→ EXERCISE PROMPT
The pictures must be left out, while the rest of the data is copied exactly.

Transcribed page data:
- Opening Delimiter -

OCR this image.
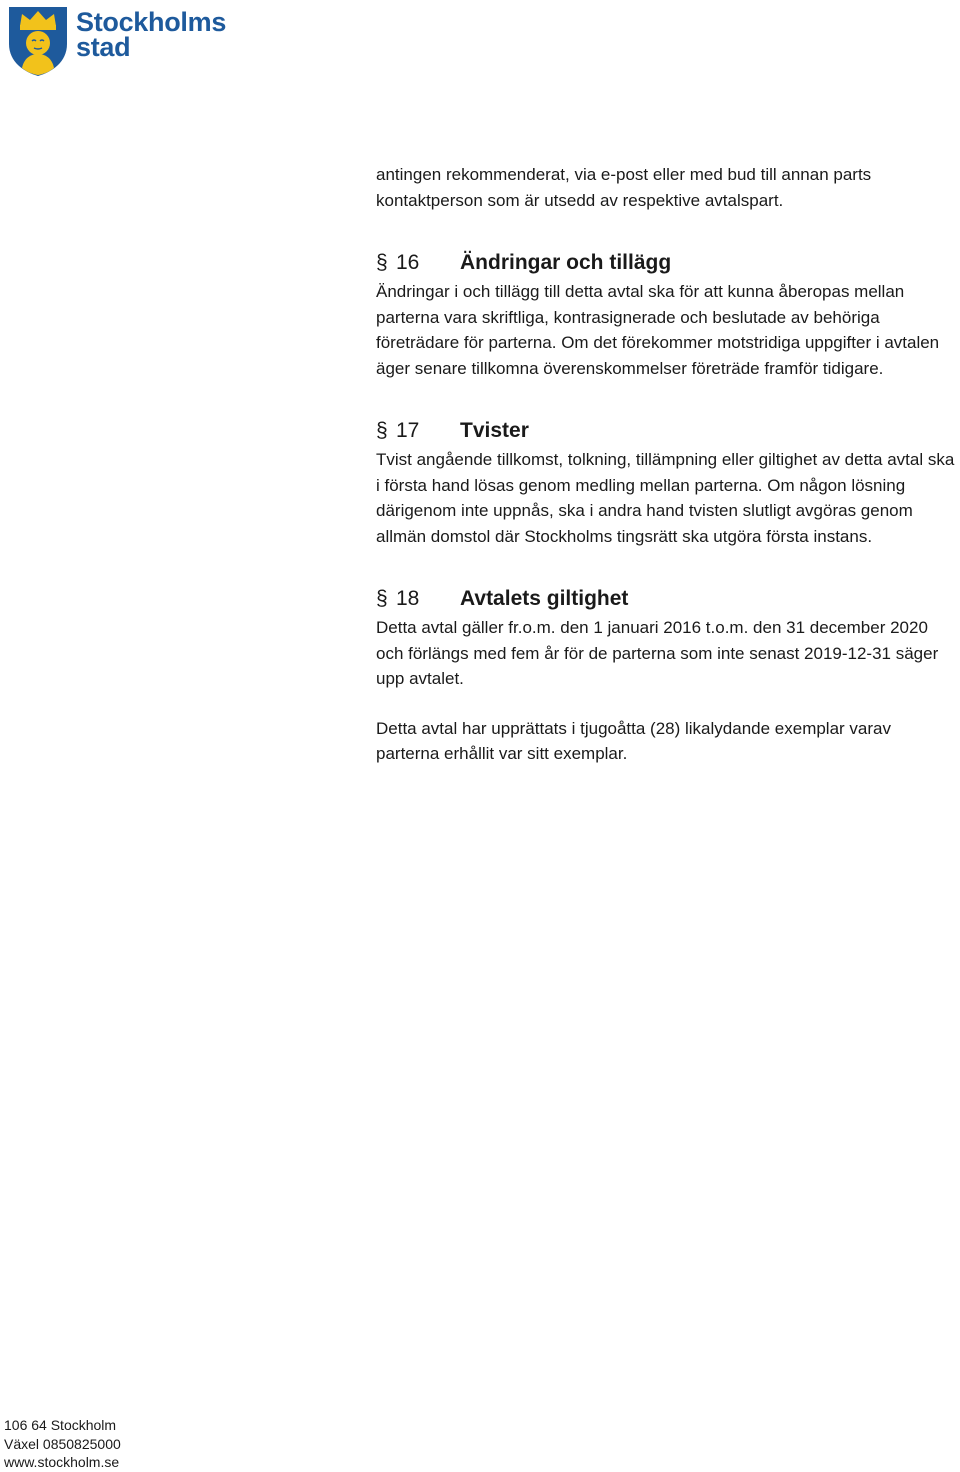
Stockholms
stad

antingen rekommenderat, via e-post eller med bud till annan parts kontaktperson som är utsedd av respektive avtalspart.

§ 16	Ändringar och tillägg

Ändringar i och tillägg till detta avtal ska för att kunna åberopas mellan parterna vara skriftliga, kontrasignerade och beslutade av behöriga företrädare för parterna. Om det förekommer motstridiga uppgifter i avtalen äger senare tillkomna överenskommelser företräde framför tidigare.

§ 17	Tvister

Tvist angående tillkomst, tolkning, tillämpning eller giltighet av detta avtal ska i första hand lösas genom medling mellan parterna. Om någon lösning därigenom inte uppnås, ska i andra hand tvisten slutligt avgöras genom allmän domstol där Stockholms tingsrätt ska utgöra första instans.

§ 18	Avtalets giltighet

Detta avtal gäller fr.o.m. den 1 januari 2016 t.o.m. den 31 december 2020 och förlängs med fem år för de parterna som inte senast 2019-12-31 säger upp avtalet.

Detta avtal har upprättats i tjugoåtta (28) likalydande exemplar varav parterna erhållit var sitt exemplar.

106 64 Stockholm
Växel 0850825000
www.stockholm.se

- Closing Delimiter -

→ YOUR SOLUTION
OCR this image.
Stockholms
stad

antingen rekommenderat, via e-post eller med bud till annan parts kontaktperson som är utsedd av respektive avtalspart.

§ 16	Ändringar och tillägg

Ändringar i och tillägg till detta avtal ska för att kunna åberopas mellan parterna vara skriftliga, kontrasignerade och beslutade av behöriga företrädare för parterna. Om det förekommer motstridiga uppgifter i avtalen äger senare tillkomna överenskommelser företräde framför tidigare.

§ 17	Tvister

Tvist angående tillkomst, tolkning, tillämpning eller giltighet av detta avtal ska i första hand lösas genom medling mellan parterna. Om någon lösning därigenom inte uppnås, ska i andra hand tvisten slutligt avgöras genom allmän domstol där Stockholms tingsrätt ska utgöra första instans.

§ 18	Avtalets giltighet

Detta avtal gäller fr.o.m. den 1 januari 2016 t.o.m. den 31 december 2020 och förlängs med fem år för de parterna som inte senast 2019-12-31 säger upp avtalet.

Detta avtal har upprättats i tjugoåtta (28) likalydande exemplar varav parterna erhållit var sitt exemplar.

106 64 Stockholm
Växel 0850825000
www.stockholm.se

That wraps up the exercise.